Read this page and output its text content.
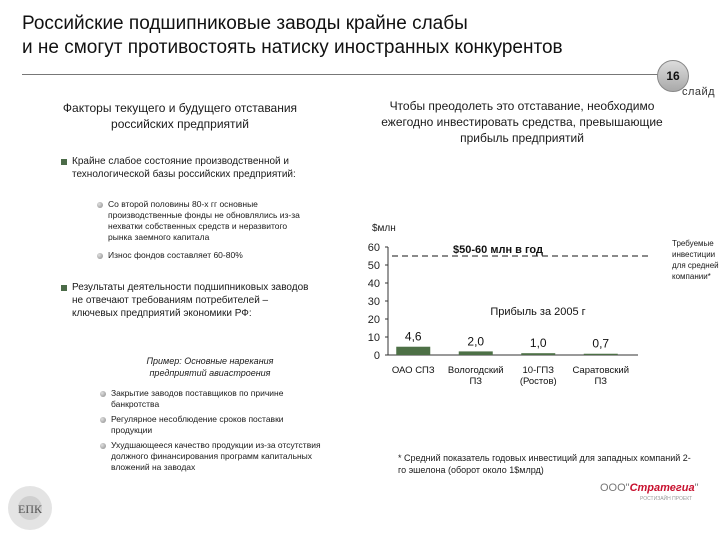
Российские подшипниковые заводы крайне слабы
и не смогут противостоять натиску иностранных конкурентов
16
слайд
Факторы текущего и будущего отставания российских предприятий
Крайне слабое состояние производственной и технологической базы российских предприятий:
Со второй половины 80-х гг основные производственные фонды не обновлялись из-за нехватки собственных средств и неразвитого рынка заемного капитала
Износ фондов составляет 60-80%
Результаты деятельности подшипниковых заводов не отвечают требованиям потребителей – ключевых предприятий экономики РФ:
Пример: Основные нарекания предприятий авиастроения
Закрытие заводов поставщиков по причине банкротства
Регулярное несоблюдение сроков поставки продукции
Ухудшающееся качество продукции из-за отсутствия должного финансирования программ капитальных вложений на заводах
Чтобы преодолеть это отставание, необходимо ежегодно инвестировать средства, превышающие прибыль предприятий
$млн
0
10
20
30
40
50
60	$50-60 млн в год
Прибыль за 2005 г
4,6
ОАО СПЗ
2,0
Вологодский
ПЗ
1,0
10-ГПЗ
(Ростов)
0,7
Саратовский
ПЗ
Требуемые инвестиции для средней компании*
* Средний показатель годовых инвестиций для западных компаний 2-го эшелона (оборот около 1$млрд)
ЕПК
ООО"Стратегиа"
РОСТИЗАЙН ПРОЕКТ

- - - - - - -

- [PROBLEM DETAILS]: How many lines of these entries contain "российских"? Answer with the number and nothing else.

- [THE RESULT]: 2